INSTRUCTIONS FOR THE TASK: List all the lines in these records that hold "heat".

------------------------------------------------

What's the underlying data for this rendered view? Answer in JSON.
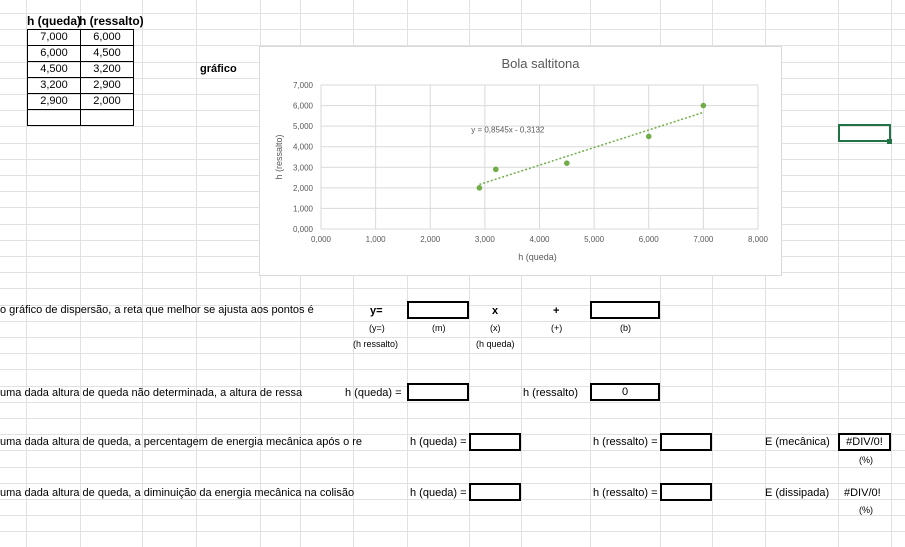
{
  "table": {
    "headers": [
      "h (queda)",
      "h (ressalto)"
    ],
    "rows": [
      [
        "7,000",
        "6,000"
      ],
      [
        "6,000",
        "4,500"
      ],
      [
        "4,500",
        "3,200"
      ],
      [
        "3,200",
        "2,900"
      ],
      [
        "2,900",
        "2,000"
      ],
      [
        "",
        ""
      ]
    ]
  },
  "label_grafico": "gráfico",
  "chart_data": {
    "type": "scatter",
    "title": "Bola saltitona",
    "xlabel": "h (queda)",
    "ylabel": "h (ressalto)",
    "xlim": [
      0,
      8
    ],
    "ylim": [
      0,
      7
    ],
    "xticks": [
      "0,000",
      "1,000",
      "2,000",
      "3,000",
      "4,000",
      "5,000",
      "6,000",
      "7,000",
      "8,000"
    ],
    "yticks": [
      "0,000",
      "1,000",
      "2,000",
      "3,000",
      "4,000",
      "5,000",
      "6,000",
      "7,000"
    ],
    "points": [
      {
        "x": 7.0,
        "y": 6.0
      },
      {
        "x": 6.0,
        "y": 4.5
      },
      {
        "x": 4.5,
        "y": 3.2
      },
      {
        "x": 3.2,
        "y": 2.9
      },
      {
        "x": 2.9,
        "y": 2.0
      }
    ],
    "trendline": {
      "slope": 0.8545,
      "intercept": -0.3132,
      "x_range": [
        2.9,
        7.0
      ],
      "label": "y = 0,8545x - 0,3132"
    },
    "grid": true,
    "point_color": "#70ad47",
    "trend_color": "#70ad47"
  },
  "q1": {
    "text": "o gráfico de dispersão, a reta que melhor se ajusta aos pontos é",
    "y_eq": "y=",
    "x_sym": "x",
    "plus": "+",
    "sub_y": "(y=)",
    "sub_m": "(m)",
    "sub_x": "(x)",
    "sub_plus": "(+)",
    "sub_b": "(b)",
    "sub_hres": "(h ressalto)",
    "sub_hqueda": "(h queda)"
  },
  "q2": {
    "text": "uma dada altura de queda não determinada, a altura de ressa",
    "hq_label": "h (queda) =",
    "hr_label": "h (ressalto)",
    "hr_value": "0"
  },
  "q3": {
    "text": "uma dada altura de queda, a percentagem de energia mecânica após o re",
    "hq_label": "h (queda) =",
    "hr_label": "h (ressalto) =",
    "e_label": "E (mecânica)",
    "e_value": "#DIV/0!",
    "unit": "(%)"
  },
  "q4": {
    "text": "uma dada altura de queda, a diminuição da energia mecânica na colisão",
    "hq_label": "h (queda) =",
    "hr_label": "h (ressalto) =",
    "e_label": "E (dissipada)",
    "e_value": "#DIV/0!",
    "unit": "(%)"
  }
}
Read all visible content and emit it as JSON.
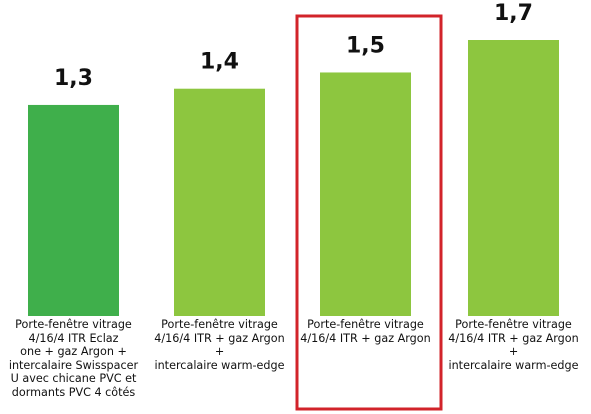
{
  "chart_data": {
    "type": "bar",
    "title": "",
    "xlabel": "",
    "ylabel": "",
    "categories": [
      [
        "Porte-fenêtre vitrage",
        "4/16/4 ITR Eclaz",
        "one + gaz Argon +",
        "intercalaire Swisspacer",
        "U avec chicane PVC et",
        "dormants PVC 4 côtés"
      ],
      [
        "Porte-fenêtre vitrage",
        "4/16/4 ITR + gaz Argon +",
        "intercalaire warm-edge"
      ],
      [
        "Porte-fenêtre vitrage",
        "4/16/4 ITR + gaz Argon"
      ],
      [
        "Porte-fenêtre vitrage",
        "4/16/4 ITR + gaz Argon +",
        "intercalaire warm-edge"
      ]
    ],
    "values": [
      1.3,
      1.4,
      1.5,
      1.7
    ],
    "value_labels": [
      "1,3",
      "1,4",
      "1,5",
      "1,7"
    ],
    "colors": [
      "#3faf4b",
      "#8dc63f",
      "#8dc63f",
      "#8dc63f"
    ],
    "highlight_index": 2,
    "highlight_color": "#d2232a",
    "grid": false,
    "legend": "none"
  }
}
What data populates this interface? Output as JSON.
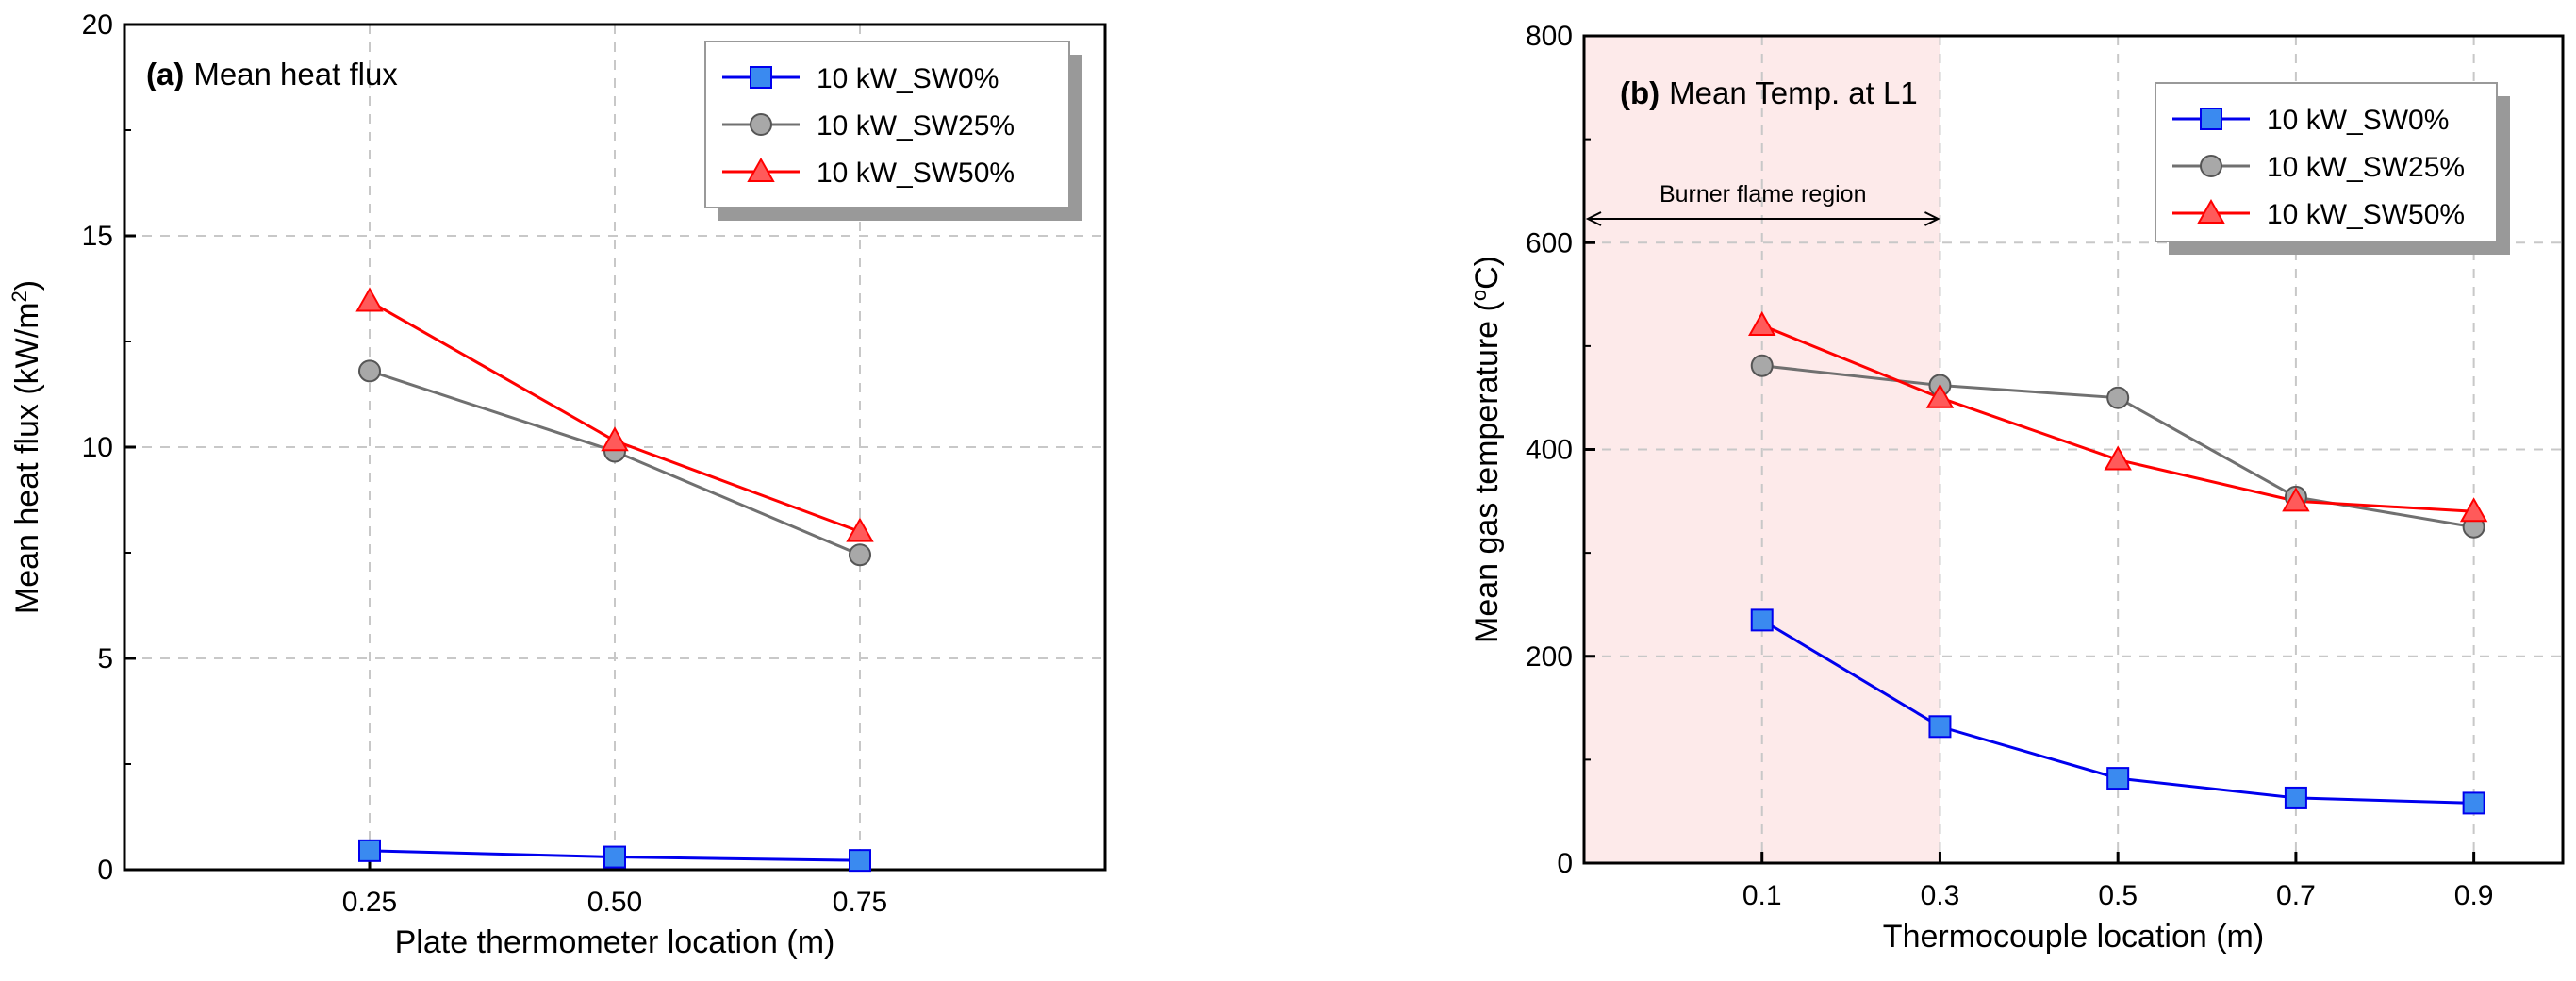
{
  "chart_data": [
    {
      "type": "line",
      "panel_letter": "(a)",
      "title": "Mean heat flux",
      "xlabel": "Plate thermometer location (m)",
      "ylabel_main": "Mean heat flux (kW/m",
      "ylabel_sup": "2",
      "ylabel_close": ")",
      "categories": [
        "0.25",
        "0.50",
        "0.75"
      ],
      "xlim": [
        0,
        4
      ],
      "x": [
        1,
        2,
        3
      ],
      "ylim": [
        0,
        20
      ],
      "yticks": [
        0,
        5,
        10,
        15,
        20
      ],
      "ytick_labels": [
        "0",
        "5",
        "10",
        "15",
        "20"
      ],
      "grid": true,
      "legend_position": "top-right",
      "series": [
        {
          "name": "10 kW_SW0%",
          "values": [
            0.45,
            0.3,
            0.22
          ],
          "color": "#0000ee",
          "marker": "square",
          "marker_fill": "#3a8af0"
        },
        {
          "name": "10 kW_SW25%",
          "values": [
            11.8,
            9.9,
            7.45
          ],
          "color": "#707070",
          "marker": "circle",
          "marker_fill": "#a8a8a8"
        },
        {
          "name": "10 kW_SW50%",
          "values": [
            13.45,
            10.15,
            8.0
          ],
          "color": "#ff0000",
          "marker": "triangle",
          "marker_fill": "#ff5a5a"
        }
      ]
    },
    {
      "type": "line",
      "panel_letter": "(b)",
      "title": "Mean Temp. at L1",
      "xlabel": "Thermocouple location (m)",
      "ylabel_main": "Mean gas temperature (",
      "ylabel_sup": "o",
      "ylabel_close": "C)",
      "categories": [
        "0.1",
        "0.3",
        "0.5",
        "0.7",
        "0.9"
      ],
      "xlim": [
        -0.1,
        1.0
      ],
      "x": [
        0.1,
        0.3,
        0.5,
        0.7,
        0.9
      ],
      "ylim": [
        0,
        800
      ],
      "yticks": [
        0,
        200,
        400,
        600,
        800
      ],
      "ytick_labels": [
        "0",
        "200",
        "400",
        "600",
        "800"
      ],
      "grid": true,
      "legend_position": "top-right",
      "shaded_region": {
        "x0": -0.1,
        "x1": 0.3,
        "label": "Burner flame region",
        "color": "#fdeaea"
      },
      "series": [
        {
          "name": "10 kW_SW0%",
          "values": [
            235,
            132,
            82,
            63,
            58
          ],
          "color": "#0000ee",
          "marker": "square",
          "marker_fill": "#3a8af0"
        },
        {
          "name": "10 kW_SW25%",
          "values": [
            481,
            462,
            450,
            354,
            325
          ],
          "color": "#707070",
          "marker": "circle",
          "marker_fill": "#a8a8a8"
        },
        {
          "name": "10 kW_SW50%",
          "values": [
            520,
            450,
            390,
            350,
            340
          ],
          "color": "#ff0000",
          "marker": "triangle",
          "marker_fill": "#ff5a5a"
        }
      ]
    }
  ]
}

------------------------------------------------

ANSWER TO THIS EXERCISE:
      "title": "Mean heat flux",
      "ylabel_main": "Mean heat flux (kW/m",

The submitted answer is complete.